-- Records from a data collection --
========================
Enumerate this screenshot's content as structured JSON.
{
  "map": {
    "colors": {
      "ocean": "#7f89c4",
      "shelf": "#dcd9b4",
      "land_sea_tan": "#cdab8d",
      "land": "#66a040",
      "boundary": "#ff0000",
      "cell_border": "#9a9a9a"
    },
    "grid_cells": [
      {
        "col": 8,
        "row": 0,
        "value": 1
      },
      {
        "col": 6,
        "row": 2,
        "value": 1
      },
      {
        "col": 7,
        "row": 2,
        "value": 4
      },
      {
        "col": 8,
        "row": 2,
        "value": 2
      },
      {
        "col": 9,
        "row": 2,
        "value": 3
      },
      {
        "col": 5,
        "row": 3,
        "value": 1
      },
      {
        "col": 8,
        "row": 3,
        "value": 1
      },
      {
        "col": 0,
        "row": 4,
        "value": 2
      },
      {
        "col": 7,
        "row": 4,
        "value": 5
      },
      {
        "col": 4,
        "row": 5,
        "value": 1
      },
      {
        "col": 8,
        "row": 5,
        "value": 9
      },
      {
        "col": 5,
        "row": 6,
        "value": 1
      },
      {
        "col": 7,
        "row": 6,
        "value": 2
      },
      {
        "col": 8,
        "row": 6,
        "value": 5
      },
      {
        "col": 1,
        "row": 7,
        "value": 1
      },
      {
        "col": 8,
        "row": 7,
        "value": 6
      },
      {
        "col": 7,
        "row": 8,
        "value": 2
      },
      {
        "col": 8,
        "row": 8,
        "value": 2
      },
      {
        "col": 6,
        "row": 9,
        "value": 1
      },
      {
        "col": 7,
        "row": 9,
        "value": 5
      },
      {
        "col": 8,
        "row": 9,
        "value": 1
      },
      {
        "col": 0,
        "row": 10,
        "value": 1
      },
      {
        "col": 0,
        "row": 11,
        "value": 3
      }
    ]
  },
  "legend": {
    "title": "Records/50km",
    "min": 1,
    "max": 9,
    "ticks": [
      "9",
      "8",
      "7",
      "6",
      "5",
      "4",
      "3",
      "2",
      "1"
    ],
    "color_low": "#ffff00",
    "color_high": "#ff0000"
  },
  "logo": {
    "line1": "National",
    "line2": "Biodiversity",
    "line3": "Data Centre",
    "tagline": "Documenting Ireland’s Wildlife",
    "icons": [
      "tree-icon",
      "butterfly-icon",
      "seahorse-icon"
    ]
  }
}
========================
-- Stated goal --
Write the listing out again, exactly as it reads.

-- Response to this exercise --
Enumerate this screenshot's content as structured JSON.
{
  "map": {
    "colors": {
      "ocean": "#7f89c4",
      "shelf": "#dcd9b4",
      "land_sea_tan": "#cdab8d",
      "land": "#66a040",
      "boundary": "#ff0000",
      "cell_border": "#9a9a9a"
    },
    "grid_cells": [
      {
        "col": 8,
        "row": 0,
        "value": 1
      },
      {
        "col": 6,
        "row": 2,
        "value": 1
      },
      {
        "col": 7,
        "row": 2,
        "value": 4
      },
      {
        "col": 8,
        "row": 2,
        "value": 2
      },
      {
        "col": 9,
        "row": 2,
        "value": 3
      },
      {
        "col": 5,
        "row": 3,
        "value": 1
      },
      {
        "col": 8,
        "row": 3,
        "value": 1
      },
      {
        "col": 0,
        "row": 4,
        "value": 2
      },
      {
        "col": 7,
        "row": 4,
        "value": 5
      },
      {
        "col": 4,
        "row": 5,
        "value": 1
      },
      {
        "col": 8,
        "row": 5,
        "value": 9
      },
      {
        "col": 5,
        "row": 6,
        "value": 1
      },
      {
        "col": 7,
        "row": 6,
        "value": 2
      },
      {
        "col": 8,
        "row": 6,
        "value": 5
      },
      {
        "col": 1,
        "row": 7,
        "value": 1
      },
      {
        "col": 8,
        "row": 7,
        "value": 6
      },
      {
        "col": 7,
        "row": 8,
        "value": 2
      },
      {
        "col": 8,
        "row": 8,
        "value": 2
      },
      {
        "col": 6,
        "row": 9,
        "value": 1
      },
      {
        "col": 7,
        "row": 9,
        "value": 5
      },
      {
        "col": 8,
        "row": 9,
        "value": 1
      },
      {
        "col": 0,
        "row": 10,
        "value": 1
      },
      {
        "col": 0,
        "row": 11,
        "value": 3
      }
    ]
  },
  "legend": {
    "title": "Records/50km",
    "min": 1,
    "max": 9,
    "ticks": [
      "9",
      "8",
      "7",
      "6",
      "5",
      "4",
      "3",
      "2",
      "1"
    ],
    "color_low": "#ffff00",
    "color_high": "#ff0000"
  },
  "logo": {
    "line1": "National",
    "line2": "Biodiversity",
    "line3": "Data Centre",
    "tagline": "Documenting Ireland’s Wildlife",
    "icons": [
      "tree-icon",
      "butterfly-icon",
      "seahorse-icon"
    ]
  }
}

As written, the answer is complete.